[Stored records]
=-=-=
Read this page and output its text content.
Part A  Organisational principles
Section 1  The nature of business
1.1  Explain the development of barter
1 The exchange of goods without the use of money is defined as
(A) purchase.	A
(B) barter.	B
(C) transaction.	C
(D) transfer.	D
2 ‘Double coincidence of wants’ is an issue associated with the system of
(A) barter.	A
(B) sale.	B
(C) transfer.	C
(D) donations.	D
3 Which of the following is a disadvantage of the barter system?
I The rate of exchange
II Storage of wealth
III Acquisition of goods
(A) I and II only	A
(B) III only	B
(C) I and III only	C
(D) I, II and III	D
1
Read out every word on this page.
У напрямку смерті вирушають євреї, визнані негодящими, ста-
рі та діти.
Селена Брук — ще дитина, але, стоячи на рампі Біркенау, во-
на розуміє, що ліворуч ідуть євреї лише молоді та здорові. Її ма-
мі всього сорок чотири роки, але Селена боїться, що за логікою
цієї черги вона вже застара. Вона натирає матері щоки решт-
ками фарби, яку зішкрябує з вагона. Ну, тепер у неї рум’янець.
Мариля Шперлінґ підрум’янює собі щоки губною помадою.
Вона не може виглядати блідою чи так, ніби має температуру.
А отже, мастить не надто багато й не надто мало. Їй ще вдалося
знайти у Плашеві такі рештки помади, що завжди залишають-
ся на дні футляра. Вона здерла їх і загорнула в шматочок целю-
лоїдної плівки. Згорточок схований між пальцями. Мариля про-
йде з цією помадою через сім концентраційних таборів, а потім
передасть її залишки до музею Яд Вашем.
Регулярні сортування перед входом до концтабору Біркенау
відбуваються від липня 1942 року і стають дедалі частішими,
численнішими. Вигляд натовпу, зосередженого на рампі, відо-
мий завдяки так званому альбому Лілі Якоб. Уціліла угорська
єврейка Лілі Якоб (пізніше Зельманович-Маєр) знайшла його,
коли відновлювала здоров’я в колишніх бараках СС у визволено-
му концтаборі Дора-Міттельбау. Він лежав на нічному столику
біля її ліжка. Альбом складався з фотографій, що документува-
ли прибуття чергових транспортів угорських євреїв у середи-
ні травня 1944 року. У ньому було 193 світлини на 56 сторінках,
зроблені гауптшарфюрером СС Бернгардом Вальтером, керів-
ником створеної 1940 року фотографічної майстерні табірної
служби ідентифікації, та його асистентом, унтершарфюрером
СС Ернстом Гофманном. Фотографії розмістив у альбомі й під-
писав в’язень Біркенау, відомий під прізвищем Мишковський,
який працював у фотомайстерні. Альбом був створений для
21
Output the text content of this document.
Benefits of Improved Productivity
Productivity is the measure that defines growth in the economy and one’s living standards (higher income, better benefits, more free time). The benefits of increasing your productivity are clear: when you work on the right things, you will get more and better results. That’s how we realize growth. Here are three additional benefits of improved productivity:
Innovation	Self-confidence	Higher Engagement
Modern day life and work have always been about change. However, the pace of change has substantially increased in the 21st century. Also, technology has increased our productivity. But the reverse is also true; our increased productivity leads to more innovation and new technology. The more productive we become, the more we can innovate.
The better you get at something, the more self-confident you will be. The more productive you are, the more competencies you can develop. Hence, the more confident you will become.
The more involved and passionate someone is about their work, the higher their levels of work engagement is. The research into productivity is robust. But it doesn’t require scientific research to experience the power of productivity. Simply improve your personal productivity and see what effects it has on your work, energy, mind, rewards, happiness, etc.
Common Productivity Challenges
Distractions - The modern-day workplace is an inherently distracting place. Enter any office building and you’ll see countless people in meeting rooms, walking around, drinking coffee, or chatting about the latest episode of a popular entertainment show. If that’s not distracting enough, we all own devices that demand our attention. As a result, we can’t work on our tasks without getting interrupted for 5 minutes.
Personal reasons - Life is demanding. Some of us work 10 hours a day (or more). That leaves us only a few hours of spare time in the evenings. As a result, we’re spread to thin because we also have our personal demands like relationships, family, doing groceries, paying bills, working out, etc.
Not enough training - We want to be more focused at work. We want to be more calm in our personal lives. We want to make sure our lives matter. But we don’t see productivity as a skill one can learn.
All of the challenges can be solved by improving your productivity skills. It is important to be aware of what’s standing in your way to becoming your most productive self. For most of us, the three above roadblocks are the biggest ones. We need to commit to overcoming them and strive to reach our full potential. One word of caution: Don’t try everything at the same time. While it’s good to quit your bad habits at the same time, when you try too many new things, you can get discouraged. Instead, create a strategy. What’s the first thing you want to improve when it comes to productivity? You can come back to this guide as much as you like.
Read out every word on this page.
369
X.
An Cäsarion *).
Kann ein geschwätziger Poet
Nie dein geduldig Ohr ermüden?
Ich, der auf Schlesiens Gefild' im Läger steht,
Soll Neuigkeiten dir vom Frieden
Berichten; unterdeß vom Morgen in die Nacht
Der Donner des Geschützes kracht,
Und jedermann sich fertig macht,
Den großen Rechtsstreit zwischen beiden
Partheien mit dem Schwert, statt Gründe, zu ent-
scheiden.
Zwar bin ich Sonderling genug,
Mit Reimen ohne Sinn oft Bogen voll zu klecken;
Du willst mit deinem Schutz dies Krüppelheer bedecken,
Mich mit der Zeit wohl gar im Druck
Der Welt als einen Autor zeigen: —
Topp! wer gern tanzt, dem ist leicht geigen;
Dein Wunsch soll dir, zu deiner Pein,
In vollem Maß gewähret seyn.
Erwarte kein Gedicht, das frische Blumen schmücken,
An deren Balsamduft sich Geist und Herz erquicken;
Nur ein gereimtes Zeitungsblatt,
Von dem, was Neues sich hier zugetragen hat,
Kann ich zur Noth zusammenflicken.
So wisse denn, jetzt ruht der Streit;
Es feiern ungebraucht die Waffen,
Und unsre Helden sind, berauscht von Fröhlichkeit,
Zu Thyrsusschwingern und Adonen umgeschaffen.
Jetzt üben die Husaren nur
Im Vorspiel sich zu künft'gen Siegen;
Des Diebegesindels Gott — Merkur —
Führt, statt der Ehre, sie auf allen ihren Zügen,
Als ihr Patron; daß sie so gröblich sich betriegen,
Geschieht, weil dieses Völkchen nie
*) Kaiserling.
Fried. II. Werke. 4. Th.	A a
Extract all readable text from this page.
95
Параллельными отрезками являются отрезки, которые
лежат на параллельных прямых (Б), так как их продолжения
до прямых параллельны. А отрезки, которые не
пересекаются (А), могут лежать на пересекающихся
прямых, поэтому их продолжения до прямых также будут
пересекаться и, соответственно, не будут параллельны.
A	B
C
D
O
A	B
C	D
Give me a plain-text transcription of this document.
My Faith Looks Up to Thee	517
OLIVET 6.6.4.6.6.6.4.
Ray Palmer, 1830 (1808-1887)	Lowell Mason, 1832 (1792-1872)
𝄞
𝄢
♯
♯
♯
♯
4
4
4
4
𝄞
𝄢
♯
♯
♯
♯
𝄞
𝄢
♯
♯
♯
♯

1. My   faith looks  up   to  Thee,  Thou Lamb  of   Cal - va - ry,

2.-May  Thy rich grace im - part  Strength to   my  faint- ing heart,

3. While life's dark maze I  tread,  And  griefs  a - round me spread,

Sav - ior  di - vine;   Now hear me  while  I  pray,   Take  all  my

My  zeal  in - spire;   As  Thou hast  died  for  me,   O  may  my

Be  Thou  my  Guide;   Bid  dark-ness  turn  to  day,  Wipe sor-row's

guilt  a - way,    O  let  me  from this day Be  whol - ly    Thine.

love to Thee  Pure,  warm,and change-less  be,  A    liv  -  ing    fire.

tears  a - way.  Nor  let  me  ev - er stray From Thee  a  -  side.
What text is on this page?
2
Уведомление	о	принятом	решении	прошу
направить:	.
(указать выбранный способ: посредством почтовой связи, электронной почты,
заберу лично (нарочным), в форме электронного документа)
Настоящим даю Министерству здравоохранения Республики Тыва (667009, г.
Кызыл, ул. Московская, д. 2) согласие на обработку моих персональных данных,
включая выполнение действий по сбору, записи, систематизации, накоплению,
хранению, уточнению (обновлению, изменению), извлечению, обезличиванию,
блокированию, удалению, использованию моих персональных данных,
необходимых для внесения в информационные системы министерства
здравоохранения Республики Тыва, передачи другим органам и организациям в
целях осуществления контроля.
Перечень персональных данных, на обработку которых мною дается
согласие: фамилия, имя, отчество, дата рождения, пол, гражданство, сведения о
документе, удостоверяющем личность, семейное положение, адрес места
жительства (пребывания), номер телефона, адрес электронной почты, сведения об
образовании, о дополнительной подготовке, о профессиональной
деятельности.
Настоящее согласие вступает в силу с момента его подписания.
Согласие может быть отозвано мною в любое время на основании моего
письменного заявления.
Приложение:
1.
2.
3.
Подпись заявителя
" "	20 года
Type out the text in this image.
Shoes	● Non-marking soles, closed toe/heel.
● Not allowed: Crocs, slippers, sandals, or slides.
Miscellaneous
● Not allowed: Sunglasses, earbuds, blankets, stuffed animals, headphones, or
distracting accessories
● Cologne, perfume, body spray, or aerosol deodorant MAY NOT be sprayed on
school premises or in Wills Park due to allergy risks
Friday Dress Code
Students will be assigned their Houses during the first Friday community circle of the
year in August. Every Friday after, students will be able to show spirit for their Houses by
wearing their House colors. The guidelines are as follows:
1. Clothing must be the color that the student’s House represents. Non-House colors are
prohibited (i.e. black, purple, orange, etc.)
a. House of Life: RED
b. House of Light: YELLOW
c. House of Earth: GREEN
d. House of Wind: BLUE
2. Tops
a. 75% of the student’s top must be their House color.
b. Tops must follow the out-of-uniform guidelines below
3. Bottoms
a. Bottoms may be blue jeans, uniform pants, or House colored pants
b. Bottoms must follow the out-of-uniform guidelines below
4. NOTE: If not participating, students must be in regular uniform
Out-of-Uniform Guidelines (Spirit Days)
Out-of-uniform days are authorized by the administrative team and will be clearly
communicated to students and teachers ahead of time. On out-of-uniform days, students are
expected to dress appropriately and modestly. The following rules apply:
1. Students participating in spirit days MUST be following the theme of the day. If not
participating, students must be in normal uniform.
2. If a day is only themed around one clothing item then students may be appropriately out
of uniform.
=-=-=
> EXERCISE DIRECTIONS
Find and copy each line above that includes the string "сведения".

> EXERCISE RESULT
согласие: фамилия, имя, отчество, дата рождения, пол, гражданство, сведения о
жительства (пребывания), номер телефона, адрес электронной почты, сведения об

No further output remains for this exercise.